> **Source data**
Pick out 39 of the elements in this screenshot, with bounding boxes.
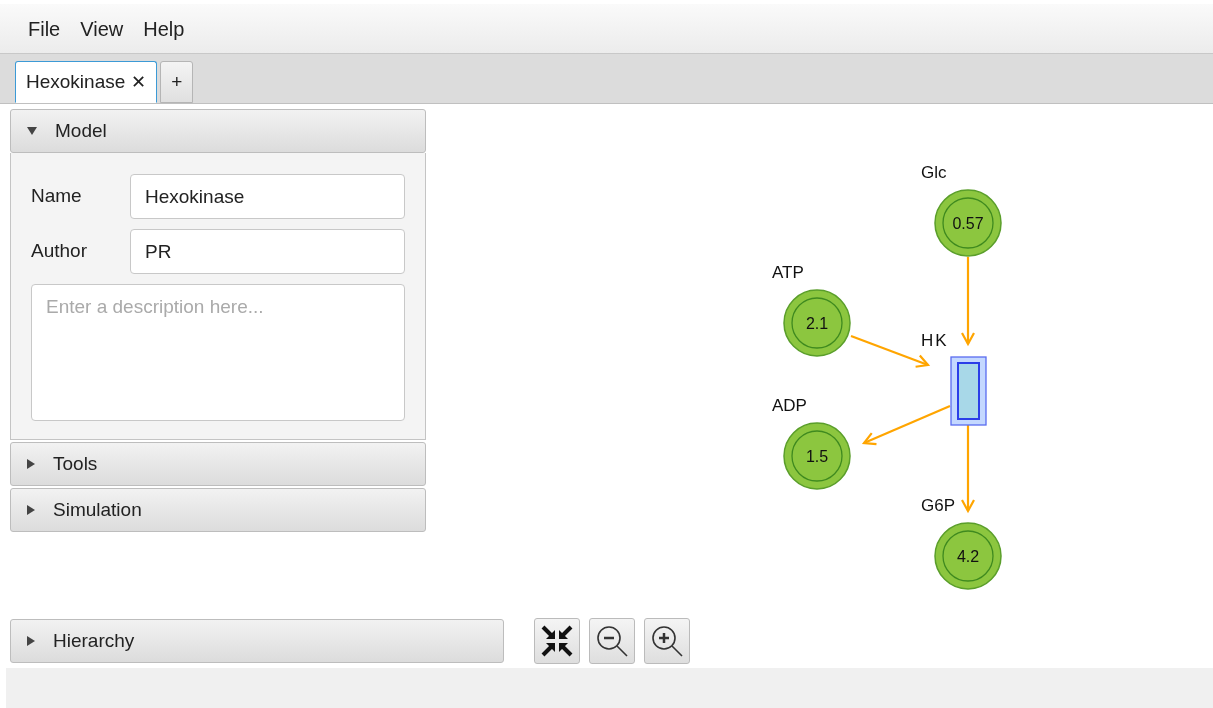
- node-label: ATP: [772, 263, 804, 282]
- name-field[interactable]: Hexokinase: [130, 174, 405, 219]
- panel-header[interactable]: Simulation: [10, 488, 426, 532]
- species-node[interactable]: [783, 289, 851, 357]
- menu-item[interactable]: Help: [137, 13, 191, 44]
- node-value: 4.2: [956, 548, 980, 565]
- zoom-out-icon: [594, 623, 630, 659]
- panel-header[interactable]: Model: [10, 109, 426, 153]
- node-value: 1.5: [805, 448, 829, 465]
- fit-to-view-button[interactable]: [534, 618, 580, 664]
- collapse-triangle-icon: [27, 127, 37, 135]
- panel-header[interactable]: Hierarchy: [10, 619, 504, 663]
- node-label: ADP: [772, 396, 807, 415]
- reaction-node[interactable]: [950, 356, 987, 426]
- panel-header[interactable]: Tools: [10, 442, 426, 486]
- author-field[interactable]: PR: [130, 229, 405, 274]
- species-node[interactable]: [934, 522, 1002, 590]
- zoom-in-button[interactable]: [644, 618, 690, 664]
- tab[interactable]: +: [160, 61, 194, 103]
- collapse-arrows-icon: [540, 624, 574, 658]
- node-label: Glc: [921, 163, 947, 182]
- expand-triangle-icon: [27, 459, 35, 469]
- expand-triangle-icon: [27, 636, 35, 646]
- expand-triangle-icon: [27, 505, 35, 515]
- description-field[interactable]: Enter a description here...: [31, 284, 405, 421]
- close-tab-button[interactable]: ✕: [131, 68, 147, 96]
- node-label: HK: [921, 331, 949, 350]
- species-node[interactable]: [783, 422, 851, 490]
- zoom-in-icon: [649, 623, 685, 659]
- field-label: Name: [31, 184, 83, 209]
- menu-item[interactable]: File: [22, 13, 67, 44]
- menu-item[interactable]: View: [74, 13, 130, 44]
- zoom-out-button[interactable]: [589, 618, 635, 664]
- field-label: Author: [31, 239, 88, 264]
- node-label: G6P: [921, 496, 956, 515]
- species-node[interactable]: [934, 189, 1002, 257]
- node-value: 2.1: [805, 315, 829, 332]
- node-value: 0.57: [952, 215, 984, 232]
- tab[interactable]: Hexokinase ✕: [15, 61, 158, 103]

> **Exercise brief**
Collect every line from the data above that contains the string "species". Match case exactly.

> **Result of this task**
- species-node[interactable]: [783, 289, 851, 357]
- species-node[interactable]: [934, 522, 1002, 590]
- species-node[interactable]: [783, 422, 851, 490]
- species-node[interactable]: [934, 189, 1002, 257]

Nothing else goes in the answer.